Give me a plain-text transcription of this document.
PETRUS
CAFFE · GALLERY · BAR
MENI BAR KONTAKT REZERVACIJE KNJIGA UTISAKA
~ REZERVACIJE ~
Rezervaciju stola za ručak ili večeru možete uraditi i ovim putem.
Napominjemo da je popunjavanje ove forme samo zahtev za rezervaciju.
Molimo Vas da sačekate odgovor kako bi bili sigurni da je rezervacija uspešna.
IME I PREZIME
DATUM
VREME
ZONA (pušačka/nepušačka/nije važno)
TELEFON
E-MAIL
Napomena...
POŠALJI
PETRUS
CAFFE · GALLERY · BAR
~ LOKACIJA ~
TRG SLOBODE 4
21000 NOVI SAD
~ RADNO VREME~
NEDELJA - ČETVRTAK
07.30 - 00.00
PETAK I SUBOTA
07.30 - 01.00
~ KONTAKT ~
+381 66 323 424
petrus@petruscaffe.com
...
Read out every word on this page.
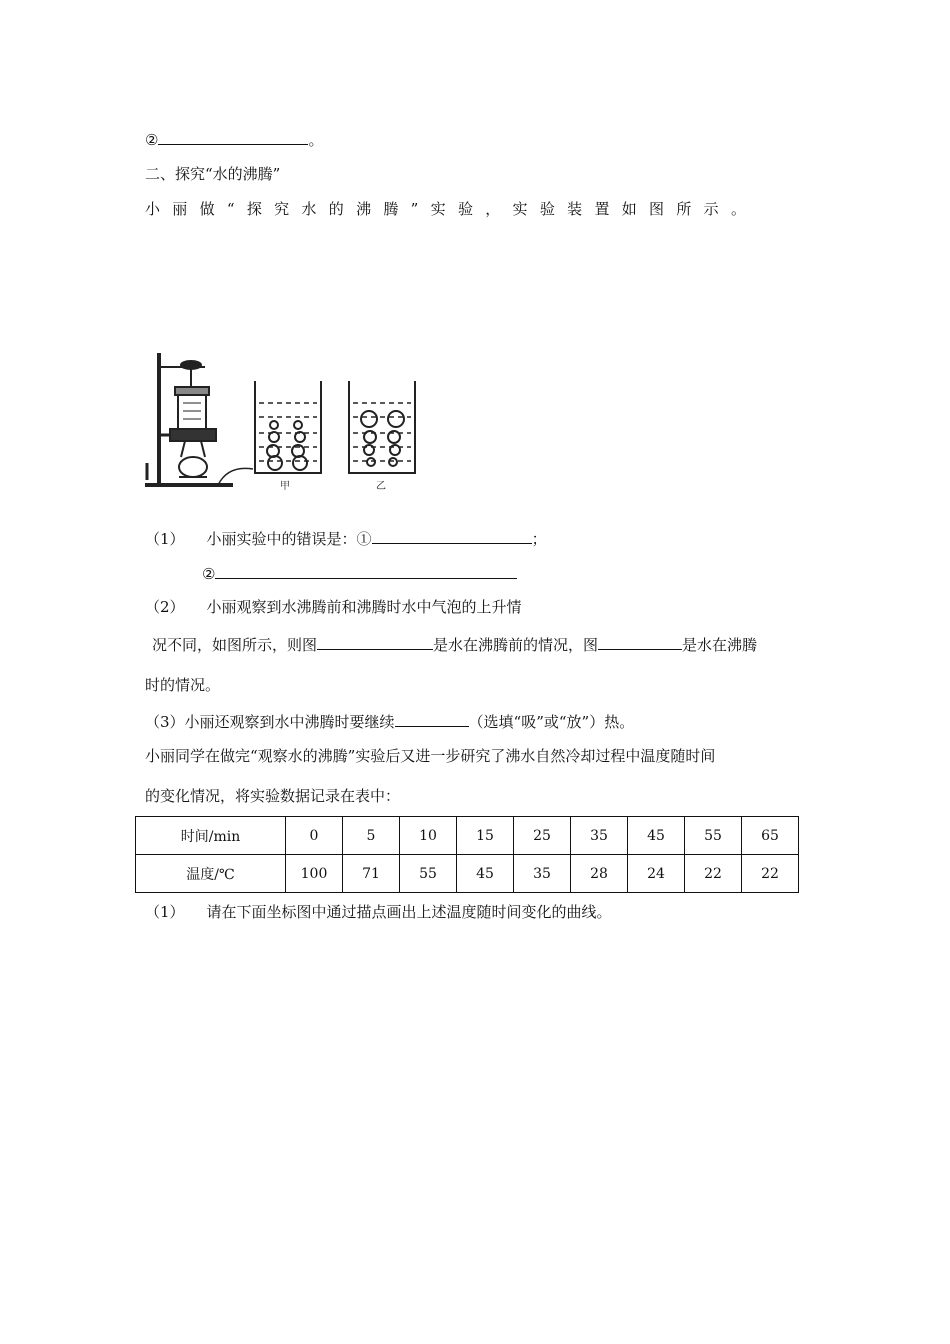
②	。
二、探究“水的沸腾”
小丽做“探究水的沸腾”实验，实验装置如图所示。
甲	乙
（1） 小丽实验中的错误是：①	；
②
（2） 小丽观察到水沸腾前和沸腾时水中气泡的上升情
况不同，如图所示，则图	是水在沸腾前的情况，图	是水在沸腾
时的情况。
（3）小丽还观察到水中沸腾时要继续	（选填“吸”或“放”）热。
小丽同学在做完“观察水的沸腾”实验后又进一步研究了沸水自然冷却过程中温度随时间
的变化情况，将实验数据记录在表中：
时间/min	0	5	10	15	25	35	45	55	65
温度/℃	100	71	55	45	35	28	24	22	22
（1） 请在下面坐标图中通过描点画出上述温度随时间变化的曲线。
...
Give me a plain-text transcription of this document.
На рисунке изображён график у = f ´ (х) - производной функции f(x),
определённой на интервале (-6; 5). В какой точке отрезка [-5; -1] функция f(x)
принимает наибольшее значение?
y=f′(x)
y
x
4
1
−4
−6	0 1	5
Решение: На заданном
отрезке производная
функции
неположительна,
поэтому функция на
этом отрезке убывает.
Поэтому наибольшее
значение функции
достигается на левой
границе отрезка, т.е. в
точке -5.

TASK DESCRIPTION: Return all lines of the material above in which the word "точке" occurs.

WRITTEN SOLUTION:
определённой на интервале (-6; 5). В какой точке отрезка [-5; -1] функция f(x)
точке -5.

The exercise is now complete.